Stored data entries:
========

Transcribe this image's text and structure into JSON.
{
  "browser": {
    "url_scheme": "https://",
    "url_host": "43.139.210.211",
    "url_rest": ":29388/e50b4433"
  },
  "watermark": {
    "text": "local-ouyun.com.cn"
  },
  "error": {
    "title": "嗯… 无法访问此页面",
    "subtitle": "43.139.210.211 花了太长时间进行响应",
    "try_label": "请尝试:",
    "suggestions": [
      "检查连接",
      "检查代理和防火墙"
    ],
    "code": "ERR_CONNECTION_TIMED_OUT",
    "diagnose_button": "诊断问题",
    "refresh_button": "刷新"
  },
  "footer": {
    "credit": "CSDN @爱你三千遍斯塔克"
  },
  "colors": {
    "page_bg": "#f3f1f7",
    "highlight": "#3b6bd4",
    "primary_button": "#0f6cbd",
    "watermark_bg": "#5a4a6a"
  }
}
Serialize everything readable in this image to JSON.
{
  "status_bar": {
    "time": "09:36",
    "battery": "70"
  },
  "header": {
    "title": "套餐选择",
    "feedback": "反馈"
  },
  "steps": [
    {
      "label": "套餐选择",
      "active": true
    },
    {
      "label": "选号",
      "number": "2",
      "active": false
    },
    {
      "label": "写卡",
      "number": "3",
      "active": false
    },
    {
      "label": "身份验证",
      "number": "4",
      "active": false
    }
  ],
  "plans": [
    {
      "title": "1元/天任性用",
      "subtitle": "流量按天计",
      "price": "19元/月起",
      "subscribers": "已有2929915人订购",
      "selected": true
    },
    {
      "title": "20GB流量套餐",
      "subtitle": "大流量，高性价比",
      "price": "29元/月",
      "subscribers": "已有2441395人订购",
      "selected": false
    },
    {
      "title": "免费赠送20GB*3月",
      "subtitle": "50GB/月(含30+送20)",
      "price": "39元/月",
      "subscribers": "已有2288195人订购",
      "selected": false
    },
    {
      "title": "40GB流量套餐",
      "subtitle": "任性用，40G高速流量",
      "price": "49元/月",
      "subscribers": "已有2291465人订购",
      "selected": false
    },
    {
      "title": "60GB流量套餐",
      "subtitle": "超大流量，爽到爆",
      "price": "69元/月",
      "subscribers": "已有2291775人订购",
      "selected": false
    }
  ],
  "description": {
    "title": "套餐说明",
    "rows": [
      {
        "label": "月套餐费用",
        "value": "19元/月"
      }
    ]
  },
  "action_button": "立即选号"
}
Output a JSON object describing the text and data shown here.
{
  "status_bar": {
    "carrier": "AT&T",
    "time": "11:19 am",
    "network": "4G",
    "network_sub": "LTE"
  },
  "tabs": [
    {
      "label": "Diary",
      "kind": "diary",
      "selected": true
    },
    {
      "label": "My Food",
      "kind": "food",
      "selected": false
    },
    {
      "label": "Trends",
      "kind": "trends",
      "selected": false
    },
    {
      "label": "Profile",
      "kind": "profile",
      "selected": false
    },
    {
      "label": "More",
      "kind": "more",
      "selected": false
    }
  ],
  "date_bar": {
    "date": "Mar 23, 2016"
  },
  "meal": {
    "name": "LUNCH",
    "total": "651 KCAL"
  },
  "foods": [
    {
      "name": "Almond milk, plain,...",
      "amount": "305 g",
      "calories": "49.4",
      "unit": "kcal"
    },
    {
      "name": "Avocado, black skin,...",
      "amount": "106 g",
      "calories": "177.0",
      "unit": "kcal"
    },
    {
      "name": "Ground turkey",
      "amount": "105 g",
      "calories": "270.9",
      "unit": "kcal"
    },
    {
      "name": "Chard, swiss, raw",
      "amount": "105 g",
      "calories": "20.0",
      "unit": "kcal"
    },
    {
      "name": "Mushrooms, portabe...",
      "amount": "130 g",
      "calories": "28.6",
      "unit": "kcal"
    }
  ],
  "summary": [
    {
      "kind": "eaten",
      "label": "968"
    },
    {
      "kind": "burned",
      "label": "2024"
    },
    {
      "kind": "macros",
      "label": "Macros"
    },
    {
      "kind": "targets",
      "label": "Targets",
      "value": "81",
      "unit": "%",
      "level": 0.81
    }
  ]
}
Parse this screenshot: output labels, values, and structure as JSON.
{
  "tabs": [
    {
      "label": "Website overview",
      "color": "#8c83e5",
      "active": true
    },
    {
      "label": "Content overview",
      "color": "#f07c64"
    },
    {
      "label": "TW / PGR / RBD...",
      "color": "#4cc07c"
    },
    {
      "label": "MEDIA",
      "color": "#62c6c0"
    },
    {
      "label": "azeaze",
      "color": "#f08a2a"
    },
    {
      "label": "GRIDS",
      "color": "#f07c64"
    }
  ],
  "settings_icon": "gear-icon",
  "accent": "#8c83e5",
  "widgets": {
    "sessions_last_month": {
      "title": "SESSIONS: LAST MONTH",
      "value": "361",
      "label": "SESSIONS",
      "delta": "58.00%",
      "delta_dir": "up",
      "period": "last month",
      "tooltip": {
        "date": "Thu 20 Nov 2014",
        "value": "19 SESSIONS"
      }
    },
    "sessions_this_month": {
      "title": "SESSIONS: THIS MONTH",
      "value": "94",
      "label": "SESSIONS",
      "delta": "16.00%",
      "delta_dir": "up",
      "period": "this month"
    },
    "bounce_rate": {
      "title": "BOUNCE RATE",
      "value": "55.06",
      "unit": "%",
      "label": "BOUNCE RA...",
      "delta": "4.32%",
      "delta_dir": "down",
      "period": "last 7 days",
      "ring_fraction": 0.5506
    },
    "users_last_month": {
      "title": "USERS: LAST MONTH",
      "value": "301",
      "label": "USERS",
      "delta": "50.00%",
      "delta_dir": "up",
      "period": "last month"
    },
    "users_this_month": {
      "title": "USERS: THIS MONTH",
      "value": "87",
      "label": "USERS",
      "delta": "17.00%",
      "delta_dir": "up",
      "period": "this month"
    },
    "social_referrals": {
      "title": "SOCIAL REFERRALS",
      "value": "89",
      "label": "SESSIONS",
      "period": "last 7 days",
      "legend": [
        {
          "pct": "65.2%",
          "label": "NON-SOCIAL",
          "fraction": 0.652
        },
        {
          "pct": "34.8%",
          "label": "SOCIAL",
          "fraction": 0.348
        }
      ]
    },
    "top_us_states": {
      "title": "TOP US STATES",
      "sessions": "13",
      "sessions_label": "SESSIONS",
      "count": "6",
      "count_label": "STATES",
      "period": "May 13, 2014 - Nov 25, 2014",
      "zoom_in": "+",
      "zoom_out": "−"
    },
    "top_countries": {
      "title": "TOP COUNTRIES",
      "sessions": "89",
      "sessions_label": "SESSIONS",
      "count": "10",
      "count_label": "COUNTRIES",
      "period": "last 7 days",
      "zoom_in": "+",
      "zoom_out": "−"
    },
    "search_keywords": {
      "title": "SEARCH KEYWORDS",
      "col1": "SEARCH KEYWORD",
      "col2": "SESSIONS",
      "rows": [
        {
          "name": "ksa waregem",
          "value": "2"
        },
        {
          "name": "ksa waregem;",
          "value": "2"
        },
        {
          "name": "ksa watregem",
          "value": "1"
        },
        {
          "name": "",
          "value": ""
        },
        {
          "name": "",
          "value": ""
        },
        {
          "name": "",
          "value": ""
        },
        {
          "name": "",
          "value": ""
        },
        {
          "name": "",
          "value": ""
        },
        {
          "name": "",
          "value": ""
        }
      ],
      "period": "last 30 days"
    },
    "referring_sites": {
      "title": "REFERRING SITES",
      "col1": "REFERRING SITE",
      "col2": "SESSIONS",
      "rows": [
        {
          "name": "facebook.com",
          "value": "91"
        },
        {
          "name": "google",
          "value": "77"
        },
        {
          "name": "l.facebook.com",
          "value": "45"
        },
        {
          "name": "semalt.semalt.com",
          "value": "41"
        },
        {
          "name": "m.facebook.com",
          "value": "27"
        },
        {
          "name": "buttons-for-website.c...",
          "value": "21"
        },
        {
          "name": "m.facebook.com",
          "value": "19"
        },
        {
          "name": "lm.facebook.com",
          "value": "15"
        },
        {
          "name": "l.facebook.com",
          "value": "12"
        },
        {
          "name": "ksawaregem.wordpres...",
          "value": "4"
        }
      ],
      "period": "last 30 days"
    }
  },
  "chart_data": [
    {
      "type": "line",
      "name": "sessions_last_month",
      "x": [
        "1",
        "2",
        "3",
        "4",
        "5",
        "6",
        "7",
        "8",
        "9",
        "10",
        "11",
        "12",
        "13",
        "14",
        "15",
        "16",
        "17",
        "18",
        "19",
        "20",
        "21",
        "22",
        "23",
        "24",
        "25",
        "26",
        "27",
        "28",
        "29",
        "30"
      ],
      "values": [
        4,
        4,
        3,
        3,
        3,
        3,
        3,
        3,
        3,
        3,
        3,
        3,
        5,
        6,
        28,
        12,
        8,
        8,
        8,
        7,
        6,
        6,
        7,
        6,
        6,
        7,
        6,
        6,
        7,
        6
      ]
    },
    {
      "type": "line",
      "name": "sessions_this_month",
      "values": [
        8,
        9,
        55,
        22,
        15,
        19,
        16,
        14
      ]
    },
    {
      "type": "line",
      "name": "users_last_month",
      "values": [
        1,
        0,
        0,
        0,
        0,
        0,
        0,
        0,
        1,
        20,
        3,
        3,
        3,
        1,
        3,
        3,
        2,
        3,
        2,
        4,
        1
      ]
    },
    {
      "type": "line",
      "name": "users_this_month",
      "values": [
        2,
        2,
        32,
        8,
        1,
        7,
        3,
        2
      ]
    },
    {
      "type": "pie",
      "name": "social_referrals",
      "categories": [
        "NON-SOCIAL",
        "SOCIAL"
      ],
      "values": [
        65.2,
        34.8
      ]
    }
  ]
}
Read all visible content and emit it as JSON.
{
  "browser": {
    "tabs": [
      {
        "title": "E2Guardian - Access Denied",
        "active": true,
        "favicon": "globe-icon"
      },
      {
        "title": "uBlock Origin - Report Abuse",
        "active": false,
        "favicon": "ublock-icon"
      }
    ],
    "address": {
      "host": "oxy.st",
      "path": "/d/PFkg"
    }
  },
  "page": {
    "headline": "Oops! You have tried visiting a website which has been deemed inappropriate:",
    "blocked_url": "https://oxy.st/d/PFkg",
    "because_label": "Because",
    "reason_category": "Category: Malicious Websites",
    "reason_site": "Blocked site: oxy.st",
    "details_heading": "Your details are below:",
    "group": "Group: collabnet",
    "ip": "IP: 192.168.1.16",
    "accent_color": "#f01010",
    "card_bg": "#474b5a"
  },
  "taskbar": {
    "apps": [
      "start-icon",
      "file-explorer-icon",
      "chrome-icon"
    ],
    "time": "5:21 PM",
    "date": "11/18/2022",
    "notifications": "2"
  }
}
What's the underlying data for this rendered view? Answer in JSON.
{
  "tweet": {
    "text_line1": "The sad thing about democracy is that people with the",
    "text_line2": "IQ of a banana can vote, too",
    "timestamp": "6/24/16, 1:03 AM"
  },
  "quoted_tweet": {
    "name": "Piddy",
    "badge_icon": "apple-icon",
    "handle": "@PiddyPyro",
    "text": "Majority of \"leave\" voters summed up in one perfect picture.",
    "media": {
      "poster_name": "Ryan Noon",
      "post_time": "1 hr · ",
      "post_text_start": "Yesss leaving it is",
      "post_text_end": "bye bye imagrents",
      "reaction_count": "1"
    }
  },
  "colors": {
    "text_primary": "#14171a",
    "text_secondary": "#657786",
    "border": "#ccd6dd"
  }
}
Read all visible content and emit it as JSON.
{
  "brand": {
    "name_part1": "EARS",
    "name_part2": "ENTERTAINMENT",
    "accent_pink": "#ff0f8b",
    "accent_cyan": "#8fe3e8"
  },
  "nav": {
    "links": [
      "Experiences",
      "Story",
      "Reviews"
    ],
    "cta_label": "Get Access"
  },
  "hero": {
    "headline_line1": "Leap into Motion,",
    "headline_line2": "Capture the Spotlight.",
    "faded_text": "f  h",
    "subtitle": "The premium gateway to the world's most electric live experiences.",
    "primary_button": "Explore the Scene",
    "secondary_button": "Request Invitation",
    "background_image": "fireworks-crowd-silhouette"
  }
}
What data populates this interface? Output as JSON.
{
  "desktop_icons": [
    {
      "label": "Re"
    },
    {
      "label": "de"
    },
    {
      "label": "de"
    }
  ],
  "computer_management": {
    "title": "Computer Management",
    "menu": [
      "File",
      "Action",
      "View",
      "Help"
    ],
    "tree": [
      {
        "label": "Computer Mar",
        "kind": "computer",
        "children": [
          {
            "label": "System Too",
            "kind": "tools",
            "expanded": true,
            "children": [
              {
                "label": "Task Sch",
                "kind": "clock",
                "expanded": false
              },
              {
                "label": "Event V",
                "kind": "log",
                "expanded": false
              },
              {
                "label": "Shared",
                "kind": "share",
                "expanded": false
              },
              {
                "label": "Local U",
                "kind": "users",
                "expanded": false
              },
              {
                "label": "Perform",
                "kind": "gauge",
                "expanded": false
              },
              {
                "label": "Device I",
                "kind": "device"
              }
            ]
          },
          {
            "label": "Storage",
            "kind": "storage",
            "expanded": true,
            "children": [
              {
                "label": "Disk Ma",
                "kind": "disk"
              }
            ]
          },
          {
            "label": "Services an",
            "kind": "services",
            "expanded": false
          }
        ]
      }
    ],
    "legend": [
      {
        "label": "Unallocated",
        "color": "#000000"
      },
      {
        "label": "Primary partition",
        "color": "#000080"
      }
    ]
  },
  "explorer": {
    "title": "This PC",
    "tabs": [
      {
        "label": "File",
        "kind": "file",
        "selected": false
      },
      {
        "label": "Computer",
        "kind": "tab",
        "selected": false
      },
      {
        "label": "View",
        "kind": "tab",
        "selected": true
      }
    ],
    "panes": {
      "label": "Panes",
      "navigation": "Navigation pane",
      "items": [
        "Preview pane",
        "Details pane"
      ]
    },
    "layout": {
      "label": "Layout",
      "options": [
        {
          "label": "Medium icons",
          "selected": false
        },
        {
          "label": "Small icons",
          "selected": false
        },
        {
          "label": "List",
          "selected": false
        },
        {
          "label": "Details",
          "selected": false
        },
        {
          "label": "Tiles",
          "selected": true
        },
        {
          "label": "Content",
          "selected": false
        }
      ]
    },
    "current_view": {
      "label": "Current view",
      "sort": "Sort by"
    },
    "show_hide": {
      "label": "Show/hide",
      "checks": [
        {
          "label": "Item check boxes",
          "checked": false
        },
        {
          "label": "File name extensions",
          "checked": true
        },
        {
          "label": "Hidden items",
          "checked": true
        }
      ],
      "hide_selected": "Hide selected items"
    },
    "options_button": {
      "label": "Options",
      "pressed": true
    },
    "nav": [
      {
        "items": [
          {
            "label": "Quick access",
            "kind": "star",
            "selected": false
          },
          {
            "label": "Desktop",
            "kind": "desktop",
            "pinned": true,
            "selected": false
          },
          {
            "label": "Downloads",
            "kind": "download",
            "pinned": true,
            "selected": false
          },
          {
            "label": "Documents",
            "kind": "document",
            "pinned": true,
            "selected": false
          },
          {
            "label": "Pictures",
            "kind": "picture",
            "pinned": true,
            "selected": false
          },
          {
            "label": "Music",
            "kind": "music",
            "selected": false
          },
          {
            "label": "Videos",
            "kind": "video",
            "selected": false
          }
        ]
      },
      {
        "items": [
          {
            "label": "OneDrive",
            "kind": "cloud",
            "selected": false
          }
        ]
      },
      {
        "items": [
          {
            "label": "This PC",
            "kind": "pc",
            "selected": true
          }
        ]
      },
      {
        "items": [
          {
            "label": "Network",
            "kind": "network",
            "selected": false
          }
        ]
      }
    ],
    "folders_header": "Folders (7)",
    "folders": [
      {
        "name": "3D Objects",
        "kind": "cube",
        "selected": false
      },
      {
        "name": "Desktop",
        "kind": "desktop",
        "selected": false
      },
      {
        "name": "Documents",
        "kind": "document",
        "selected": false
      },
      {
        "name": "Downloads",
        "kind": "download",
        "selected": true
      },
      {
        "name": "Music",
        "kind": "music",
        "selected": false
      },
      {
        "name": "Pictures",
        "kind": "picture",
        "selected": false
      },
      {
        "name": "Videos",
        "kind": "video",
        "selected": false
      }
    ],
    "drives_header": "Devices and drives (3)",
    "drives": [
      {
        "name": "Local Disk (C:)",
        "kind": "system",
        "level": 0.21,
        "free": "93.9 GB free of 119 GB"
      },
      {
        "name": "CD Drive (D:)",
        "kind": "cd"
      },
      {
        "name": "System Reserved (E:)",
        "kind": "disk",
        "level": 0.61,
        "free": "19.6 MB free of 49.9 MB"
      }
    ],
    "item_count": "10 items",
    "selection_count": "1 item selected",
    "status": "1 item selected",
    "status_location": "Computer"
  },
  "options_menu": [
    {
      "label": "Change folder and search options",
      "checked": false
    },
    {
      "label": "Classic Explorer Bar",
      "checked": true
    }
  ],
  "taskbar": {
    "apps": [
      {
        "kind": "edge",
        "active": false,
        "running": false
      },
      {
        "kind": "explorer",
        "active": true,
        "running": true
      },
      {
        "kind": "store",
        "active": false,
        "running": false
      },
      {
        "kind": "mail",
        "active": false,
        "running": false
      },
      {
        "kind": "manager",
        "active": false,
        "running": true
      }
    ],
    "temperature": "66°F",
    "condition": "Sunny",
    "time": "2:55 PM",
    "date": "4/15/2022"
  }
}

========

● Work required:
Copy out every line from the material above in which the word "What" appears.

● The completed task:
What's the underlying data for this rendered view? Answer in JSON.
What data populates this interface? Output as JSON.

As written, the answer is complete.